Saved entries

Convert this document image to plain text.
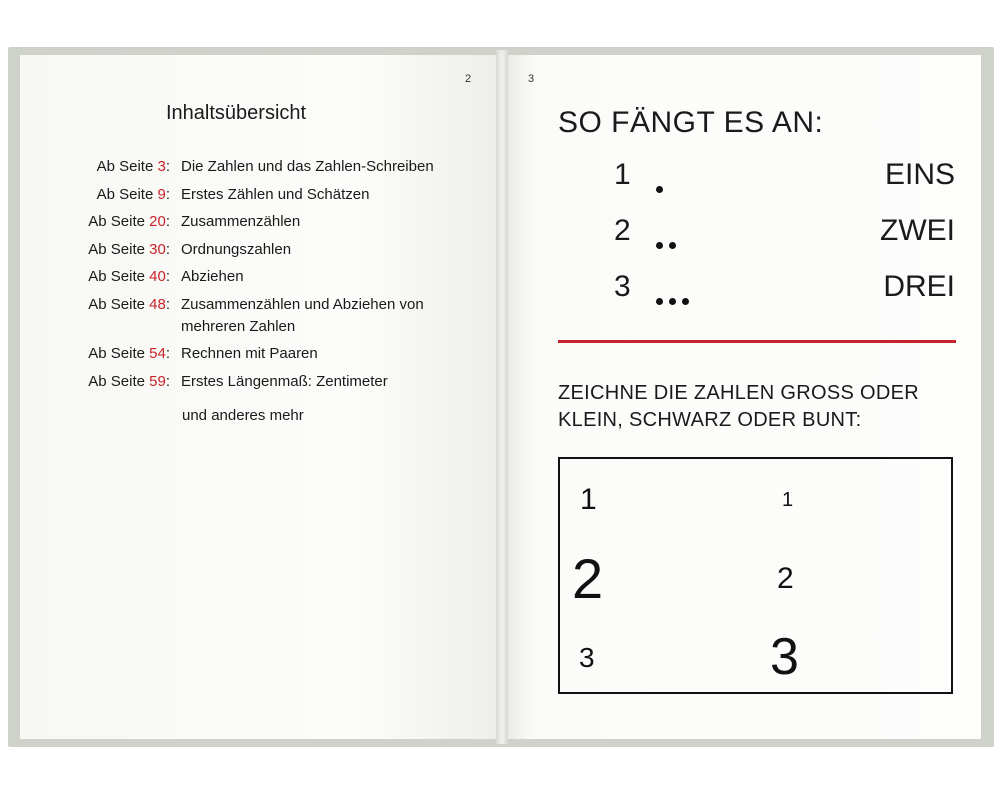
2	3
Inhaltsübersicht
Ab Seite 3: Die Zahlen und das Zahlen-Schreiben
Ab Seite 9: Erstes Zählen und Schätzen
Ab Seite 20: Zusammenzählen
Ab Seite 30: Ordnungszahlen
Ab Seite 40: Abziehen
Ab Seite 48: Zusammenzählen und Abziehen von mehreren Zahlen
Ab Seite 54: Rechnen mit Paaren
Ab Seite 59: Erstes Längenmaß: Zentimeter
und anderes mehr
SO FÄNGT ES AN:
1	EINS
2	ZWEI
3	DREI
ZEICHNE DIE ZAHLEN GROSS ODER
KLEIN, SCHWARZ ODER BUNT:
1	1
2	2
3	3
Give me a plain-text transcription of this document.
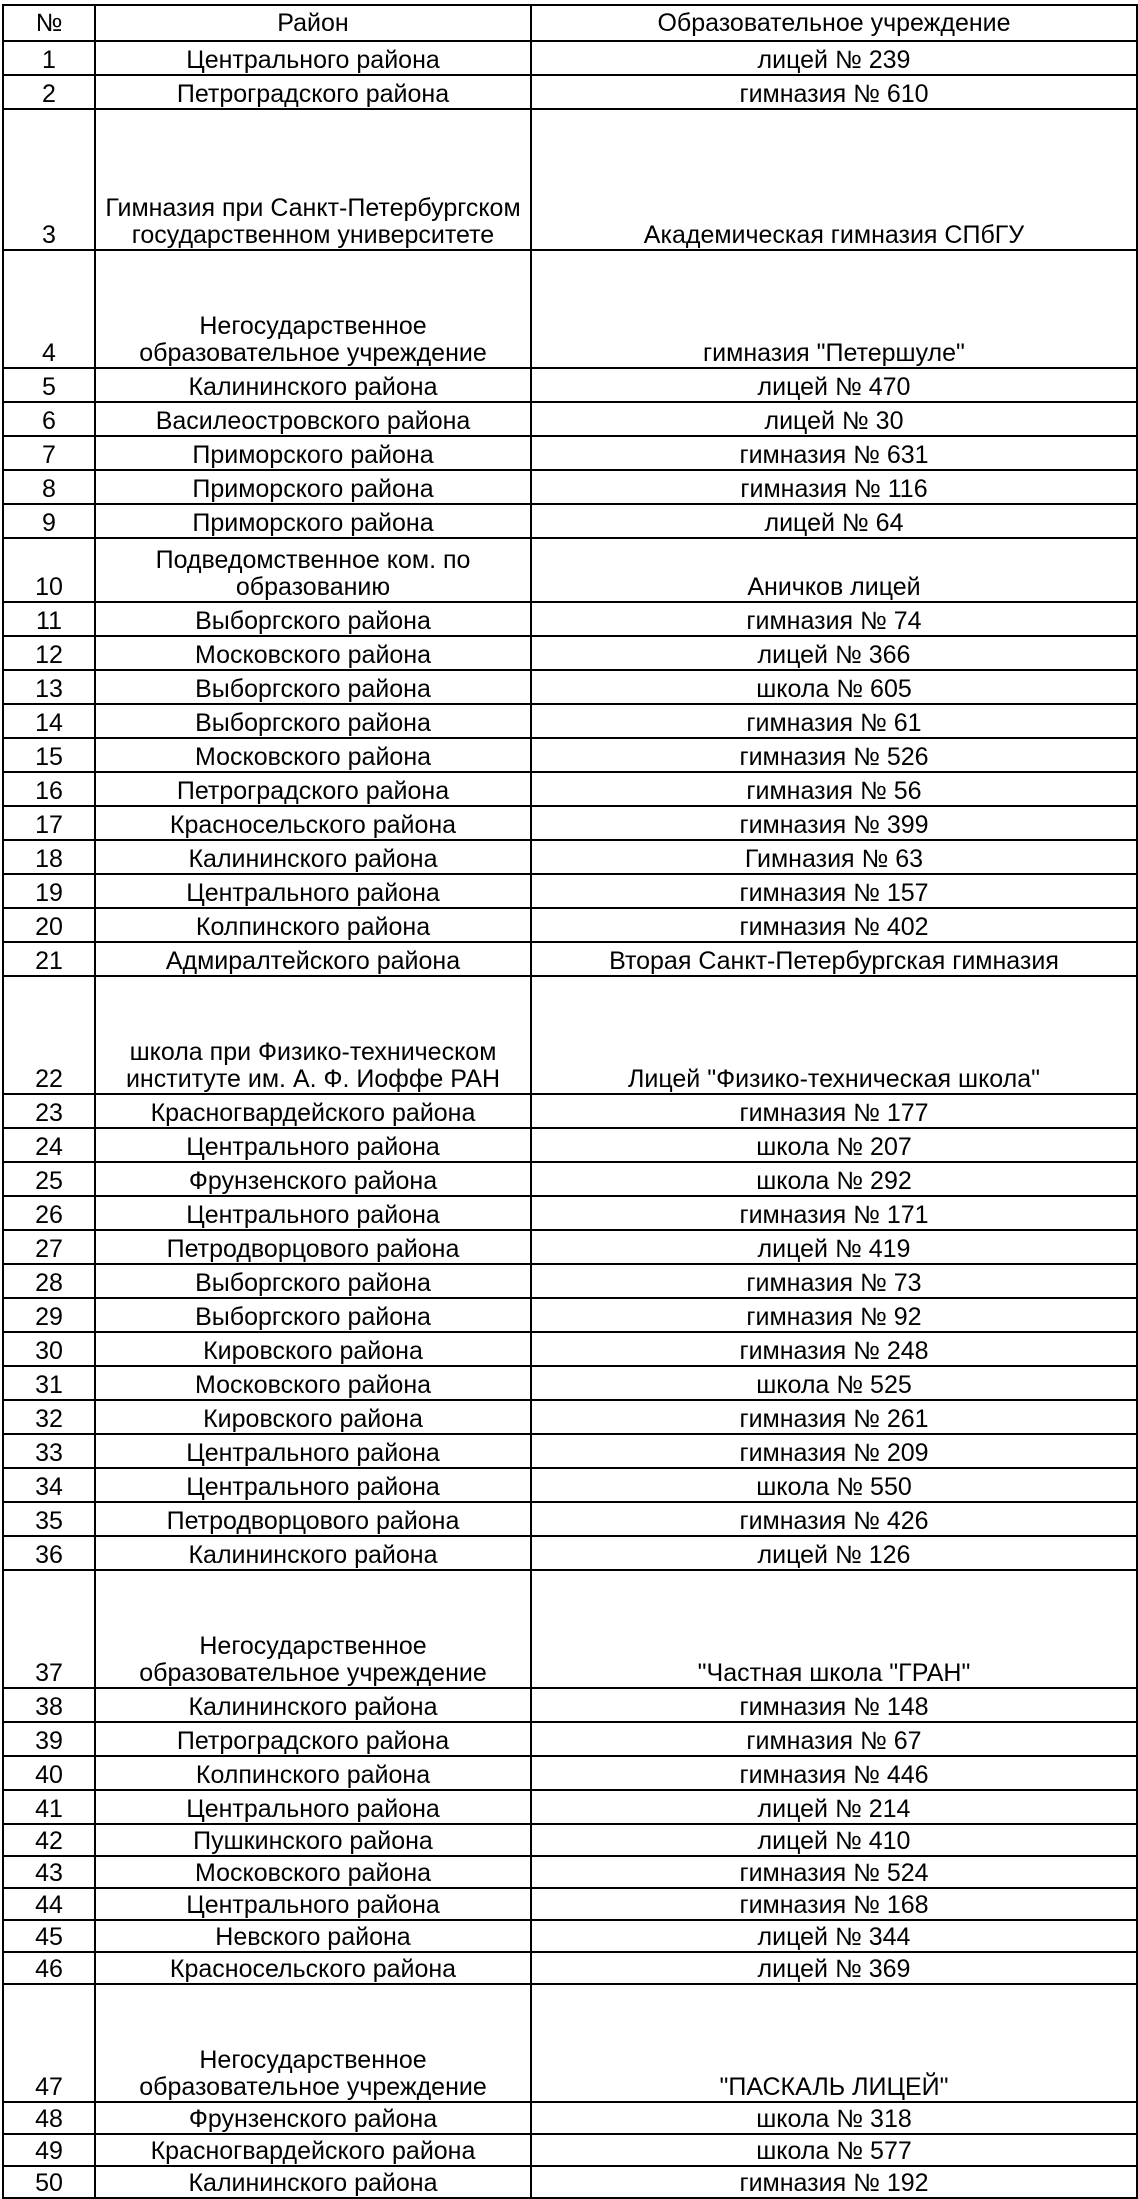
№	Район	Образовательное учреждение
1	Центрального района	лицей № 239
2	Петроградского района	гимназия № 610
3	Гимназия при Санкт-Петербургском государственном университете	Академическая гимназия СПбГУ
4	Негосударственное образовательное учреждение	гимназия "Петершуле"
5	Калининского района	лицей № 470
6	Василеостровского района	лицей № 30
7	Приморского района	гимназия № 631
8	Приморского района	гимназия № 116
9	Приморского района	лицей № 64
10	Подведомственное ком. по образованию	Аничков лицей
11	Выборгского района	гимназия № 74
12	Московского района	лицей № 366
13	Выборгского района	школа № 605
14	Выборгского района	гимназия № 61
15	Московского района	гимназия № 526
16	Петроградского района	гимназия № 56
17	Красносельского района	гимназия № 399
18	Калининского района	Гимназия № 63
19	Центрального района	гимназия № 157
20	Колпинского района	гимназия № 402
21	Адмиралтейского района	Вторая Санкт-Петербургская гимназия
22	школа при Физико-техническом институте им. А. Ф. Иоффе РАН	Лицей "Физико-техническая школа"
23	Красногвардейского района	гимназия № 177
24	Центрального района	школа № 207
25	Фрунзенского района	школа № 292
26	Центрального района	гимназия № 171
27	Петродворцового района	лицей № 419
28	Выборгского района	гимназия № 73
29	Выборгского района	гимназия № 92
30	Кировского района	гимназия № 248
31	Московского района	школа № 525
32	Кировского района	гимназия № 261
33	Центрального района	гимназия № 209
34	Центрального района	школа № 550
35	Петродворцового района	гимназия № 426
36	Калининского района	лицей № 126
37	Негосударственное образовательное учреждение	"Частная школа "ГРАН"
38	Калининского района	гимназия № 148
39	Петроградского района	гимназия № 67
40	Колпинского района	гимназия № 446
41	Центрального района	лицей № 214
42	Пушкинского района	лицей № 410
43	Московского района	гимназия № 524
44	Центрального района	гимназия № 168
45	Невского района	лицей № 344
46	Красносельского района	лицей № 369
47	Негосударственное образовательное учреждение	"ПАСКАЛЬ ЛИЦЕЙ"
48	Фрунзенского района	школа № 318
49	Красногвардейского района	школа № 577
50	Калининского района	гимназия № 192
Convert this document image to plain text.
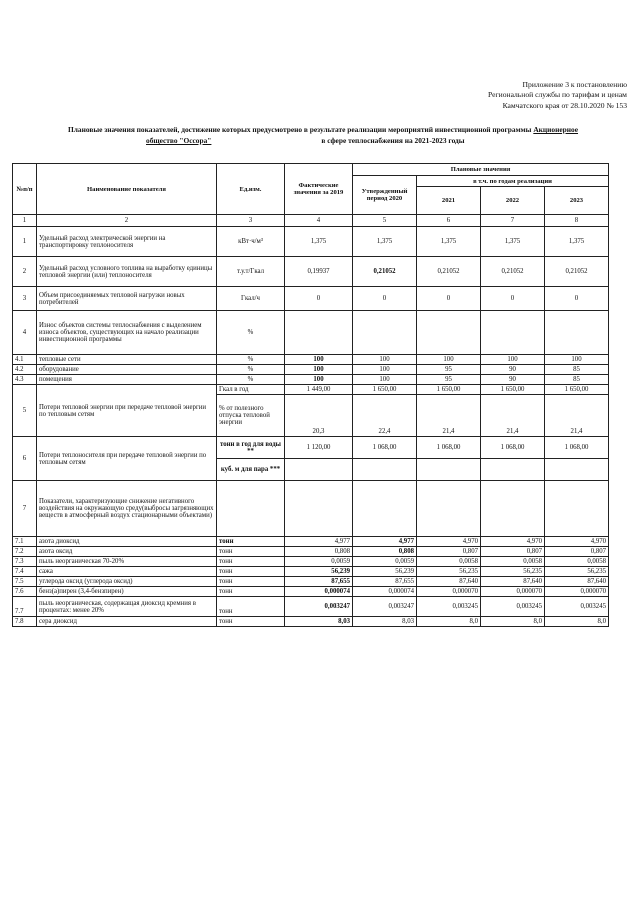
Приложение 3 к постановлению
Региональной службы по тарифам и ценам
Камчатского края от 28.10.2020 № 153
Плановые значения показателей, достижение которых предусмотрено в результате реализации мероприятий инвестиционной программы Акционерное
общество "Оссора"	в сфере теплоснабжения на 2021-2023 годы
№п/п	Наименование показателя	Ед.изм.	Фактические значения за 2019	Плановые значения			
				Утвержденный период 2020	в т.ч. по годам реализации		
					2021	2022	2023
1	2	3	4	5	6	7	8
1	Удельный расход электрической энергии на транспортировку теплоносителя	кВт·ч/м³	1,375	1,375	1,375	1,375	1,375
2	Удельный расход условного топлива на выработку единицы тепловой энергии (или) теплоносителя	т.у.т/Гкал	0,19937	0,21052	0,21052	0,21052	0,21052
3	Объем присоединяемых тепловой нагрузки новых потребителей	Гкал/ч	0	0	0	0	0
4	Износ объектов системы теплоснабжения с выделением износа объектов, существующих на начало реализации инвестиционной программы	%					
4.1	тепловые сети	%	100	100	100	100	100
4.2	оборудование	%	100	100	95	90	85
4.3	помещения	%	100	100	95	90	85
5	Потери тепловой энергии при передаче тепловой энергии по тепловым сетям	Гкал в год	1 449,00	1 650,00	1 650,00	1 650,00	1 650,00
		% от полезного отпуска тепловой энергии	20,3	22,4	21,4	21,4	21,4
6	Потери теплоносителя при передаче тепловой энергии по тепловым сетям	тонн в год для воды **	1 120,00	1 068,00	1 068,00	1 068,00	1 068,00
		куб. м для пара ***					
7	Показатели, характеризующие снижение негативного воздействия на окружающую среду(выбросы загрязняющих веществ в атмосферный воздух стационарными объектами)						
7.1	азота диоксид	тонн	4,977	4,977	4,970	4,970	4,970
7.2	азота оксид	тонн	0,808	0,808	0,807	0,807	0,807
7.3	пыль неорганическая 70-20%	тонн	0,0059	0,0059	0,0058	0,0058	0,0058
7.4	сажа	тонн	56,239	56,239	56,235	56,235	56,235
7.5	углерода оксид (углерода оксид)	тонн	87,655	87,655	87,640	87,640	87,640
7.6	бенз(а)пирен (3,4-бензпирен)	тонн	0,000074	0,000074	0,000070	0,000070	0,000070
7.7	пыль неорганическая, содержащая диоксид кремния в процентах: менее 20%	тонн	0,003247	0,003247	0,003245	0,003245	0,003245
7.8	сера диоксид	тонн	8,03	8,03	8,0	8,0	8,0
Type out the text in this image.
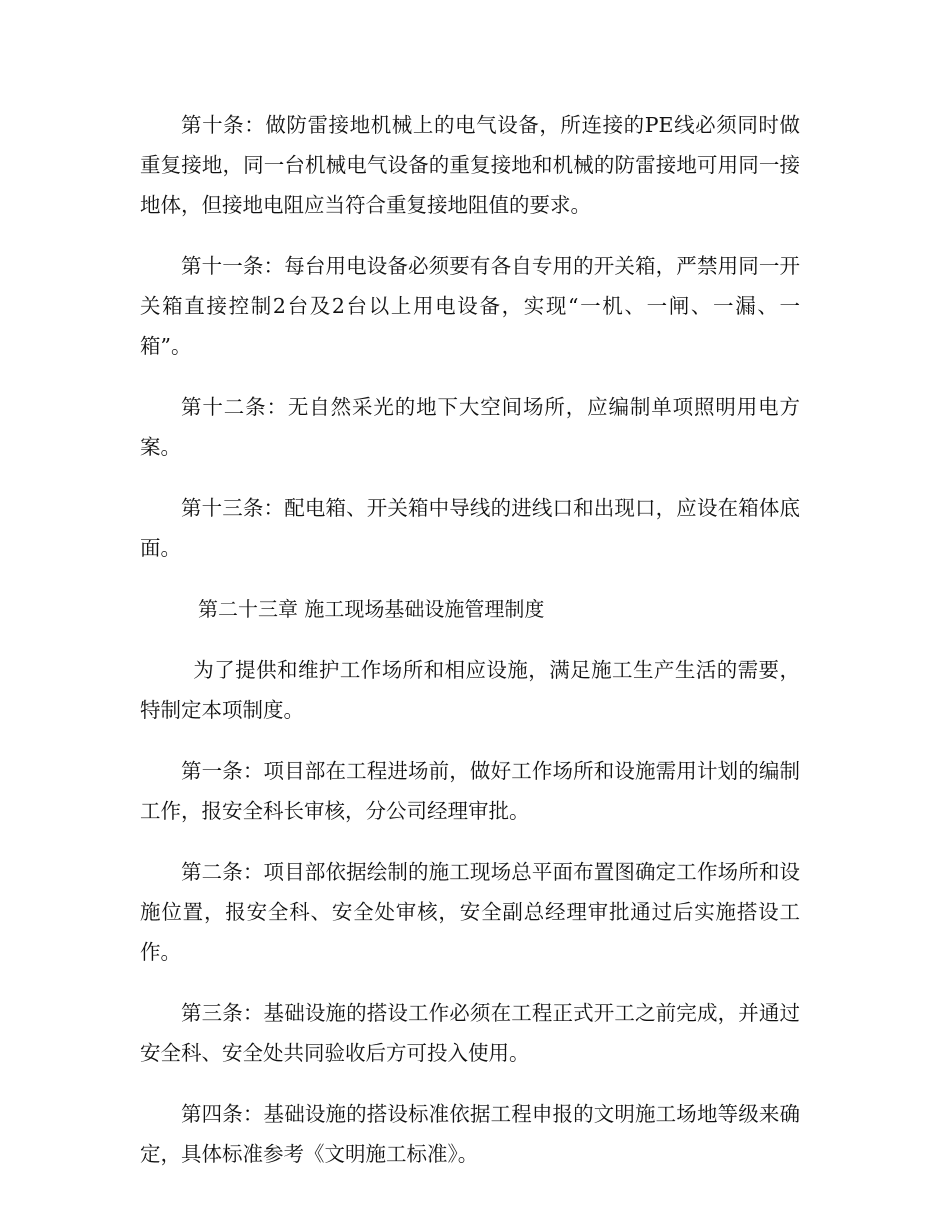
第十条：做防雷接地机械上的电气设备，所连接的PE线必须同时做重复接地，同一台机械电气设备的重复接地和机械的防雷接地可用同一接地体，但接地电阻应当符合重复接地阻值的要求。

第十一条：每台用电设备必须要有各自专用的开关箱，严禁用同一开关箱直接控制2台及2台以上用电设备，实现“一机、一闸、一漏、一箱”。

第十二条：无自然采光的地下大空间场所，应编制单项照明用电方案。

第十三条：配电箱、开关箱中导线的进线口和出现口，应设在箱体底面。

第二十三章 施工现场基础设施管理制度

为了提供和维护工作场所和相应设施，满足施工生产生活的需要，特制定本项制度。

第一条：项目部在工程进场前，做好工作场所和设施需用计划的编制工作，报安全科长审核，分公司经理审批。

第二条：项目部依据绘制的施工现场总平面布置图确定工作场所和设施位置，报安全科、安全处审核，安全副总经理审批通过后实施搭设工作。

第三条：基础设施的搭设工作必须在工程正式开工之前完成，并通过安全科、安全处共同验收后方可投入使用。

第四条：基础设施的搭设标准依据工程申报的文明施工场地等级来确定，具体标准参考《文明施工标准》。
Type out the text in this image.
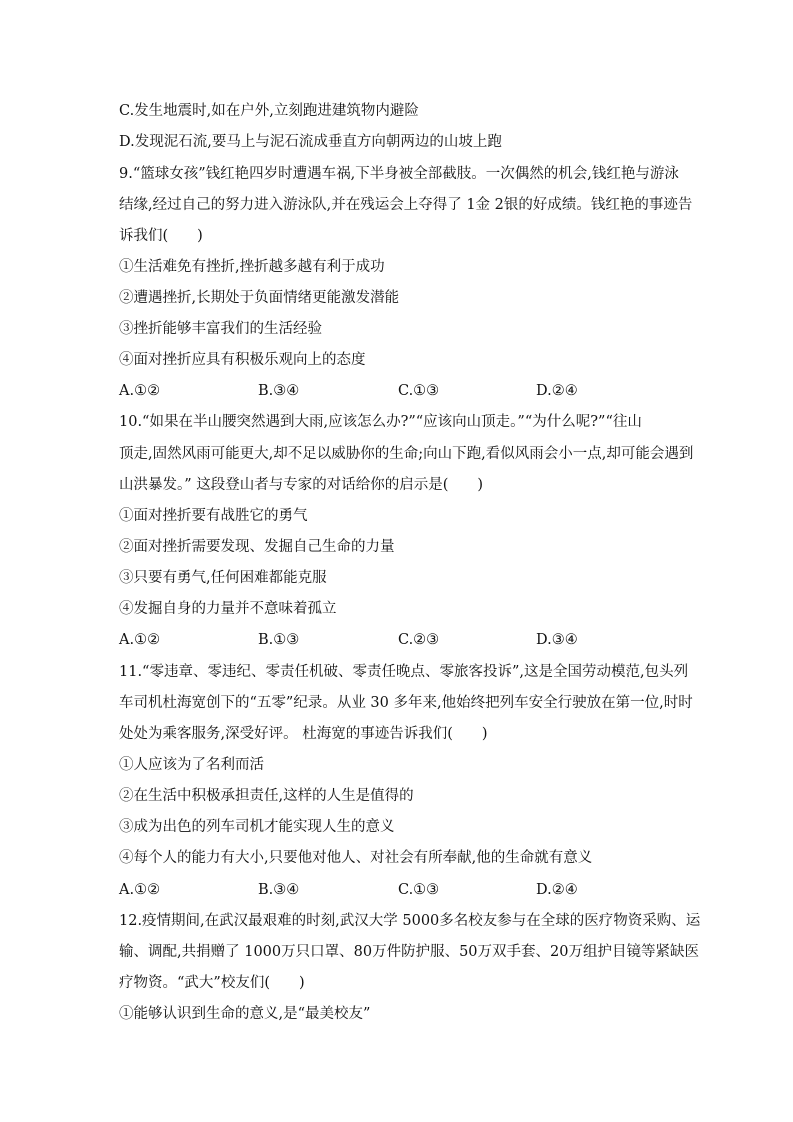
C.发生地震时,如在户外,立刻跑进建筑物内避险

D.发现泥石流,要马上与泥石流成垂直方向朝两边的山坡上跑

9.“篮球女孩”钱红艳四岁时遭遇车祸,下半身被全部截肢。一次偶然的机会,钱红艳与游泳

结缘,经过自己的努力进入游泳队,并在残运会上夺得了 1金 2银的好成绩。钱红艳的事迹告

诉我们(　　)

①生活难免有挫折,挫折越多越有利于成功

②遭遇挫折,长期处于负面情绪更能激发潜能

③挫折能够丰富我们的生活经验

④面对挫折应具有积极乐观向上的态度

A.①②	B.③④	C.①③	D.②④

10.“如果在半山腰突然遇到大雨,应该怎么办?”“应该向山顶走。”“为什么呢?”“往山

顶走,固然风雨可能更大,却不足以威胁你的生命;向山下跑,看似风雨会小一点,却可能会遇到

山洪暴发。” 这段登山者与专家的对话给你的启示是(　　)

①面对挫折要有战胜它的勇气

②面对挫折需要发现、发掘自己生命的力量

③只要有勇气,任何困难都能克服

④发掘自身的力量并不意味着孤立

A.①②	B.①③	C.②③	D.③④

11.“零违章、零违纪、零责任机破、零责任晚点、零旅客投诉”,这是全国劳动模范,包头列

车司机杜海宽创下的“五零”纪录。从业 30 多年来,他始终把列车安全行驶放在第一位,时时

处处为乘客服务,深受好评。 杜海宽的事迹告诉我们(　　)

①人应该为了名利而活

②在生活中积极承担责任,这样的人生是值得的

③成为出色的列车司机才能实现人生的意义

④每个人的能力有大小,只要他对他人、对社会有所奉献,他的生命就有意义

A.①②	B.③④	C.①③	D.②④

12.疫情期间,在武汉最艰难的时刻,武汉大学 5000多名校友参与在全球的医疗物资采购、运

输、调配,共捐赠了 1000万只口罩、80万件防护服、50万双手套、20万组护目镜等紧缺医

疗物资。“武大”校友们(　　)

①能够认识到生命的意义,是“最美校友”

- EXERCISE OBJECTIVE -
Find the word "Выборгского" in the material, then list each line that holds it.

- SOLUTION FOR THIS PROBLEM -
11	Выборгского района	гимназия № 74
13	Выборгского района	школа № 605
14	Выборгского района	гимназия № 61
28	Выборгского района	гимназия № 73
29	Выборгского района	гимназия № 92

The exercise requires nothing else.